● QUOTED TEXT:
>> Start

The Fun Max team also launched The Fun Glossary, a weekly Instagram series that educates students about psychological terms that can help them in their wellness journeys. Through bright infographics and easy-to-understand language, The Fun Glossary makes complex psychological terms accessible to the student body and teaches students how to incorporate these terms into their everyday lives. 

Beers noted that many of the terms highlighted on their social media are ones that personally resonated with him when he learned them through taking various psychology classes or talking with his mother. 

“[The Fun Glossary is] just things that I, over the years, have been like, ‘Okay, this is helpful, it helps me a lot. I’d like for other people to know this,’” Beers said. 

Now, The Fun Glossary is primarily spearheaded by Kasey Pataki ’24 and Rebekah Cohodas ’23, other Wellness Ambassadors that Beers works closely with. Beers also credited Anne-Ryan Gareis ’25, Audrey Murcko ’25, and Integrative Wellness Manager Lindsay Heck for the integral roles they serve as members of the Fun Max team.

Along with Instagram, TikTok serves as a vital avenue for the dissemination of Fun Max’s messaging. Beginning with Beers’ iconic line, “Hey, I’m with So-And-So, and this is what they do for fun,” Beers often films these mini student showcases on his TikTok in which he asks another student what they do for fun on campus to maintain a positive wellbeing and often engages in the task they name with them. 

COURTESY PHOTO // MAX BEERS

While the Fun Max TikTok began as a lighthearted venture for Beers to interact more with the student body, it yielded the Fun Max team a material benefit they had never expected: a sponsorship with Silly Bandz. After Silly Bandz took notice of a TikTok that Beers made with his friend Bryce Early ’22, who shared that giving away free Silly Bandz was how she liked having fun, Silly Bandz reposted the TikTok on all of its socials and website and sent Beers hundreds of Silly Bandz in support of the Fun Max cause after the two got in contact with one another.

Looking to brighten fellow students’ days with a free burst of nostalgia, the Fun Max team then set up shop on campus and re-gifted the Silly Bandz to passersby during finals week.

“The big thing we did was get 600 Silly Bandz and gave people free Silly Bandz under the pretense that all they had to do was just tell us, how are you taking care of yourself during finals?” Beers said. 

Now having an established presence on social media, the Fun Max team’s next goal is expanding their outreach beyond the digital sphere.

“A lot of the work that we’re doing now is trying to figure out how we can diversify and try and reach people that aren’t seeing everything we post,” Beers said. “And part of that is we’re on the William and Mary website now, which is awesome. I think that that’s something that I never thought would happen in my time at William and Mary — having my face on a website. But then there’s just trying to put up literal, physical fliers and just trying to get the information out in as many methods as possible so that people will have as many ways as possible to see the message and try to engage with it.” 

Along with finding new ways to connect with the student body, the Fun Max team aims to continue with The Fun Glossary and student showcases while launching several new initiatives.

“We’re going to start a new series called ‘Fun Max Uncovers’ — or something like that — where I go and try and show how the resources on campus can be used for your own wellbeing,” Beers said. “So we’ve already got one of those filmed where I went to Swem Special Collections and just poked around and saw all the cool stuff that’s there just by asking like, ‘Hey, can I go and poke around?’”

>> End

● DATASET SECTION:
>> Start

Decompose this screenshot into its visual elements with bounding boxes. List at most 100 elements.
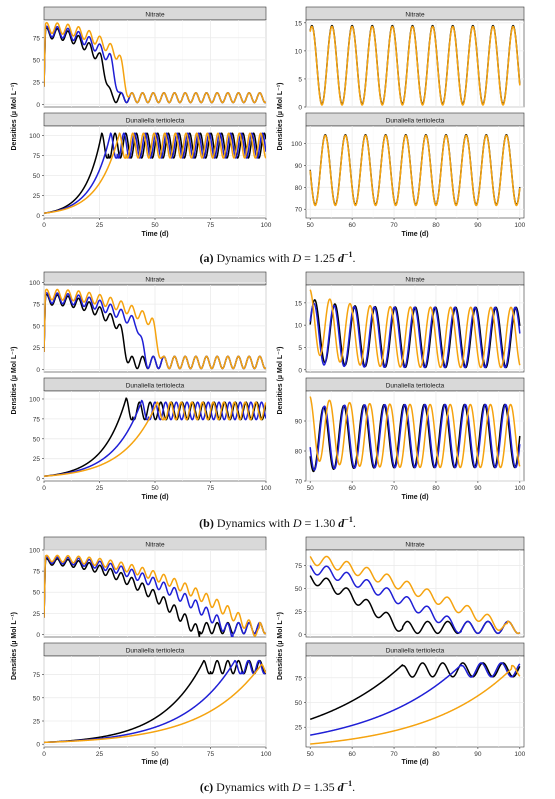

>> End

● WHAT TO PRODUCE: Copy the Fun Max article word for word from "Beers noted that" to "Fun Max team.". The listing isn't needed for this.

● FULL SOLUTION:
Beers noted that many of the terms highlighted on their social media are ones that personally resonated with him when he learned them through taking various psychology classes or talking with his mother. 

“[The Fun Glossary is] just things that I, over the years, have been like, ‘Okay, this is helpful, it helps me a lot. I’d like for other people to know this,’” Beers said. 

Now, The Fun Glossary is primarily spearheaded by Kasey Pataki ’24 and Rebekah Cohodas ’23, other Wellness Ambassadors that Beers works closely with. Beers also credited Anne-Ryan Gareis ’25, Audrey Murcko ’25, and Integrative Wellness Manager Lindsay Heck for the integral roles they serve as members of the Fun Max team.